• _EXCERPT_
▼▼▼

Although my creative aptitude dates back to my childhood, 1986 represents a turning point in my life as an artist. That was the year I sat for "A" Level exams in French and Fine Arts. Preparations for the examination had put enormous demands on me, especially as I was studying at home all on my own, besides having to keep a job as optical technician at Monte Christo, one of the leading optical firms based in Eastern Nigeria.


It was during the preparations for the examinations that I learnt, for the first time, the blending, not necessarily the orchestration, of colour. It was a very exciting experience and it enabled me to paint a few portraits of local folks and friends for a few naira. But the real excitement came when, in the same year, I was "lucky" to see the opening of the maiden Aka exhibition on television. I wasn't really sure what an art exhibition was or what the aims were. But I was enthralled as I listened to some of the Aka artists explain their works. I was particularly touched by the works of Boniface Okafor. The entire experience struck a strange chord in me. I was suddenly able to transcend, on a modest scale, the art of portraiture.

▲▲▲

• _RECORD SET_

▼▼▼

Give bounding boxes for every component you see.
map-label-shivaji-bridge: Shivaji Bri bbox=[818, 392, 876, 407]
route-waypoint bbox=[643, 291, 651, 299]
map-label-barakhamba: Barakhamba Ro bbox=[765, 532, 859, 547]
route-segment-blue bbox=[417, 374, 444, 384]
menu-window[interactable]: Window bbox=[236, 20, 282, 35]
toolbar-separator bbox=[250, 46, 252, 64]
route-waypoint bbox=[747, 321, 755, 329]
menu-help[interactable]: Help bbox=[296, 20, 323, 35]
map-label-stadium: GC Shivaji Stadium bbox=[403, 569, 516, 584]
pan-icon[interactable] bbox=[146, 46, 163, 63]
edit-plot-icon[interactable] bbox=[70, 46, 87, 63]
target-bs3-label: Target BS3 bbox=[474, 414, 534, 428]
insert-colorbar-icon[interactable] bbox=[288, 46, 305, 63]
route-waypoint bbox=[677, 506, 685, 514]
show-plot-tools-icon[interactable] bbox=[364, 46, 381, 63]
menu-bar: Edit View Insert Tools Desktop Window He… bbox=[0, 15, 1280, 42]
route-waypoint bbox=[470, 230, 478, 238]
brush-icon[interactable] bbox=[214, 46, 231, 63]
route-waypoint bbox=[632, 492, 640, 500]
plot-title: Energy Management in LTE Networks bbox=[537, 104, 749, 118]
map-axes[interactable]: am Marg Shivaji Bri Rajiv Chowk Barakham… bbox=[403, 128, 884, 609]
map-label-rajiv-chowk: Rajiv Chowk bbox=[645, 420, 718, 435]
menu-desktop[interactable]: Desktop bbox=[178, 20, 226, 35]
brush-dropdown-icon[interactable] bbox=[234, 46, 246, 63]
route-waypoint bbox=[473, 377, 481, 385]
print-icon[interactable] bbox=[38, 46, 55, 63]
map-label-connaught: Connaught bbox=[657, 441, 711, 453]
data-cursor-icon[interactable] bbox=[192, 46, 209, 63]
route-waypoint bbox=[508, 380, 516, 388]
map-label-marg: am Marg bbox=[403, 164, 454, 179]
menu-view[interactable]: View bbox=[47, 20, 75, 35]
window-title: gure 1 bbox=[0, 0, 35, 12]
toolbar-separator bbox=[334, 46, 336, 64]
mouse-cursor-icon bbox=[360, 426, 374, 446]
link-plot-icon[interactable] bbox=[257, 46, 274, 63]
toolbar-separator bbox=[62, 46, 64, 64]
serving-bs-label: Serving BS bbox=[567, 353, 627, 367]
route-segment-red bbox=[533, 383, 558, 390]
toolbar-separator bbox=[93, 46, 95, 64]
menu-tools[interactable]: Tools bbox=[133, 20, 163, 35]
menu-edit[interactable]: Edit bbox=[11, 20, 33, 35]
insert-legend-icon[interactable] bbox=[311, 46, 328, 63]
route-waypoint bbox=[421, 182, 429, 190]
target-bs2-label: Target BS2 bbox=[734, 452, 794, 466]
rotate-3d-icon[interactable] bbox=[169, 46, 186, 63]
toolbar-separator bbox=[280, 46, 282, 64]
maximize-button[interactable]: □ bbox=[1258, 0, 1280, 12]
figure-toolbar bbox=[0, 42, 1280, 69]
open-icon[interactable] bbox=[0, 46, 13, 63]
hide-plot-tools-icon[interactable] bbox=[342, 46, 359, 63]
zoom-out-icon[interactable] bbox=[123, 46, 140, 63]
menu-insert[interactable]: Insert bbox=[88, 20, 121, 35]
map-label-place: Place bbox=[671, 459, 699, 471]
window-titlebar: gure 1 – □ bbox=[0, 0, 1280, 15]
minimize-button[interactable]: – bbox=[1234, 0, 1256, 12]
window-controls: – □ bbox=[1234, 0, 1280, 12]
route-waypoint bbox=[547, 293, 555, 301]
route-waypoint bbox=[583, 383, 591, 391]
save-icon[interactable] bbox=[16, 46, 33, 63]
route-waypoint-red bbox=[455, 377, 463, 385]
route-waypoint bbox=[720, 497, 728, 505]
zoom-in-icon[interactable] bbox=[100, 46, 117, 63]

▲▲▲

• _REQUIREMENT 1_
Decide whether each statement agrees with the artist's account: (a) the narrator prepared for the examination while studying at home alone; (b) the narrator attended the opening of the maiden Aka exhibition in person; (c) the narrator worked as an optical technician at Monte Christo. For each, answer yes or no and quote the deciding words from the account.
• _REQUIREMENT 2_
List every firm, region, exhibition, and artist that the artist's account names.
• _REQUIREMENT 3_
Carry the artist's account forward from its final sentence.

• _EXERCISE OUTPUT 1_
(a) Yes: "I was studying at home all on my own"
(b) No: "to see the opening of the maiden Aka exhibition on television"
(c) Yes: "keep a job as optical technician at Monte Christo"

• _EXERCISE OUTPUT 2_
Monte Christo; Eastern Nigeria; Aka; Boniface Okafor

• _EXERCISE OUTPUT 3_
In 1987, I arrived the University of Nigeria to take a degree in art, after a fierce "battle" with my father over my choice of to become an artist. He had wanted me to study law or modern languages for reasons best known to him. But I am glad that I came to Nsukka just in time to witness a little of Olu Ogwibe's much-talked-about radicalism and his penchant for the stultification of conventions. After I saw Oguibe and Greg Odo's unique exhibit, Art in the Street, at the University of Nigeria, Nsukka, I felt highly motivated, or should I say, challenged. This feeling culminated in 1990 in the maiden exhibit of the Visual Orchestra, an exhibiting group which I and a few others had contrived in 1989.


In 1991, the Visual Orchestra was at almost moribund. The urge to remain afloat, if that is what it really was, saw me forging new alliances. Two other classmates and I collaborated in a group exhibit; we called it Sacred Energies. Besides Nsukka which was our base, it took us to Enugu and Port Harcourt. The financial demands for the exhibition were so biting that I personally sold my cassette player to be able to participate.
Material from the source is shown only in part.